• **PROBLEM REQUIREMENTS**
Every line below should be copied exactly; drop the pictures.

• **Entries with figure data**
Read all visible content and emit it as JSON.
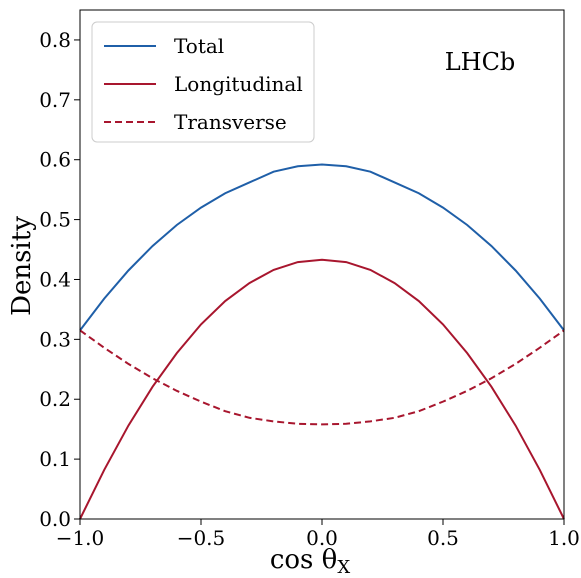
{
  "chart_data": {
    "type": "line",
    "title": "",
    "xlabel": "cos θ",
    "xlabel_sub": "X",
    "ylabel": "Density",
    "xlim": [
      -1.0,
      1.0
    ],
    "ylim": [
      0.0,
      0.85
    ],
    "xticks": [
      -1.0,
      -0.5,
      0.0,
      0.5,
      1.0
    ],
    "xtick_labels": [
      "−1.0",
      "−0.5",
      "0.0",
      "0.5",
      "1.0"
    ],
    "yticks": [
      0.0,
      0.1,
      0.2,
      0.3,
      0.4,
      0.5,
      0.6,
      0.7,
      0.8
    ],
    "ytick_labels": [
      "0.0",
      "0.1",
      "0.2",
      "0.3",
      "0.4",
      "0.5",
      "0.6",
      "0.7",
      "0.8"
    ],
    "grid": false,
    "legend_position": "top-left",
    "annotation": "LHCb",
    "series": [
      {
        "name": "Total",
        "color": "#1f5fa8",
        "style": "solid",
        "x": [
          -1.0,
          -0.9,
          -0.8,
          -0.7,
          -0.6,
          -0.5,
          -0.4,
          -0.3,
          -0.2,
          -0.1,
          0.0,
          0.1,
          0.2,
          0.3,
          0.4,
          0.5,
          0.6,
          0.7,
          0.8,
          0.9,
          1.0
        ],
        "y": [
          0.315,
          0.368,
          0.415,
          0.456,
          0.491,
          0.52,
          0.544,
          0.562,
          0.58,
          0.589,
          0.592,
          0.589,
          0.58,
          0.562,
          0.544,
          0.52,
          0.491,
          0.456,
          0.415,
          0.368,
          0.315
        ]
      },
      {
        "name": "Longitudinal",
        "color": "#a8162e",
        "style": "solid",
        "x": [
          -1.0,
          -0.9,
          -0.8,
          -0.7,
          -0.6,
          -0.5,
          -0.4,
          -0.3,
          -0.2,
          -0.1,
          0.0,
          0.1,
          0.2,
          0.3,
          0.4,
          0.5,
          0.6,
          0.7,
          0.8,
          0.9,
          1.0
        ],
        "y": [
          0.0,
          0.082,
          0.156,
          0.221,
          0.277,
          0.325,
          0.364,
          0.394,
          0.416,
          0.429,
          0.433,
          0.429,
          0.416,
          0.394,
          0.364,
          0.325,
          0.277,
          0.221,
          0.156,
          0.082,
          0.0
        ]
      },
      {
        "name": "Transverse",
        "color": "#a8162e",
        "style": "dashed",
        "x": [
          -1.0,
          -0.9,
          -0.8,
          -0.7,
          -0.6,
          -0.5,
          -0.4,
          -0.3,
          -0.2,
          -0.1,
          0.0,
          0.1,
          0.2,
          0.3,
          0.4,
          0.5,
          0.6,
          0.7,
          0.8,
          0.9,
          1.0
        ],
        "y": [
          0.315,
          0.286,
          0.259,
          0.235,
          0.214,
          0.196,
          0.18,
          0.169,
          0.163,
          0.159,
          0.158,
          0.159,
          0.163,
          0.169,
          0.18,
          0.196,
          0.214,
          0.235,
          0.259,
          0.286,
          0.315
        ]
      }
    ]
  }
}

• **SOLUTION TO THE EXERCISE**
Read all visible content and emit it as JSON.
{
  "chart_data": {
    "type": "line",
    "title": "",
    "xlabel": "cos θ",
    "xlabel_sub": "X",
    "ylabel": "Density",
    "xlim": [
      -1.0,
      1.0
    ],
    "ylim": [
      0.0,
      0.85
    ],
    "xticks": [
      -1.0,
      -0.5,
      0.0,
      0.5,
      1.0
    ],
    "xtick_labels": [
      "−1.0",
      "−0.5",
      "0.0",
      "0.5",
      "1.0"
    ],
    "yticks": [
      0.0,
      0.1,
      0.2,
      0.3,
      0.4,
      0.5,
      0.6,
      0.7,
      0.8
    ],
    "ytick_labels": [
      "0.0",
      "0.1",
      "0.2",
      "0.3",
      "0.4",
      "0.5",
      "0.6",
      "0.7",
      "0.8"
    ],
    "grid": false,
    "legend_position": "top-left",
    "annotation": "LHCb",
    "series": [
      {
        "name": "Total",
        "color": "#1f5fa8",
        "style": "solid",
        "x": [
          -1.0,
          -0.9,
          -0.8,
          -0.7,
          -0.6,
          -0.5,
          -0.4,
          -0.3,
          -0.2,
          -0.1,
          0.0,
          0.1,
          0.2,
          0.3,
          0.4,
          0.5,
          0.6,
          0.7,
          0.8,
          0.9,
          1.0
        ],
        "y": [
          0.315,
          0.368,
          0.415,
          0.456,
          0.491,
          0.52,
          0.544,
          0.562,
          0.58,
          0.589,
          0.592,
          0.589,
          0.58,
          0.562,
          0.544,
          0.52,
          0.491,
          0.456,
          0.415,
          0.368,
          0.315
        ]
      },
      {
        "name": "Longitudinal",
        "color": "#a8162e",
        "style": "solid",
        "x": [
          -1.0,
          -0.9,
          -0.8,
          -0.7,
          -0.6,
          -0.5,
          -0.4,
          -0.3,
          -0.2,
          -0.1,
          0.0,
          0.1,
          0.2,
          0.3,
          0.4,
          0.5,
          0.6,
          0.7,
          0.8,
          0.9,
          1.0
        ],
        "y": [
          0.0,
          0.082,
          0.156,
          0.221,
          0.277,
          0.325,
          0.364,
          0.394,
          0.416,
          0.429,
          0.433,
          0.429,
          0.416,
          0.394,
          0.364,
          0.325,
          0.277,
          0.221,
          0.156,
          0.082,
          0.0
        ]
      },
      {
        "name": "Transverse",
        "color": "#a8162e",
        "style": "dashed",
        "x": [
          -1.0,
          -0.9,
          -0.8,
          -0.7,
          -0.6,
          -0.5,
          -0.4,
          -0.3,
          -0.2,
          -0.1,
          0.0,
          0.1,
          0.2,
          0.3,
          0.4,
          0.5,
          0.6,
          0.7,
          0.8,
          0.9,
          1.0
        ],
        "y": [
          0.315,
          0.286,
          0.259,
          0.235,
          0.214,
          0.196,
          0.18,
          0.169,
          0.163,
          0.159,
          0.158,
          0.159,
          0.163,
          0.169,
          0.18,
          0.196,
          0.214,
          0.235,
          0.259,
          0.286,
          0.315
        ]
      }
    ]
  }
}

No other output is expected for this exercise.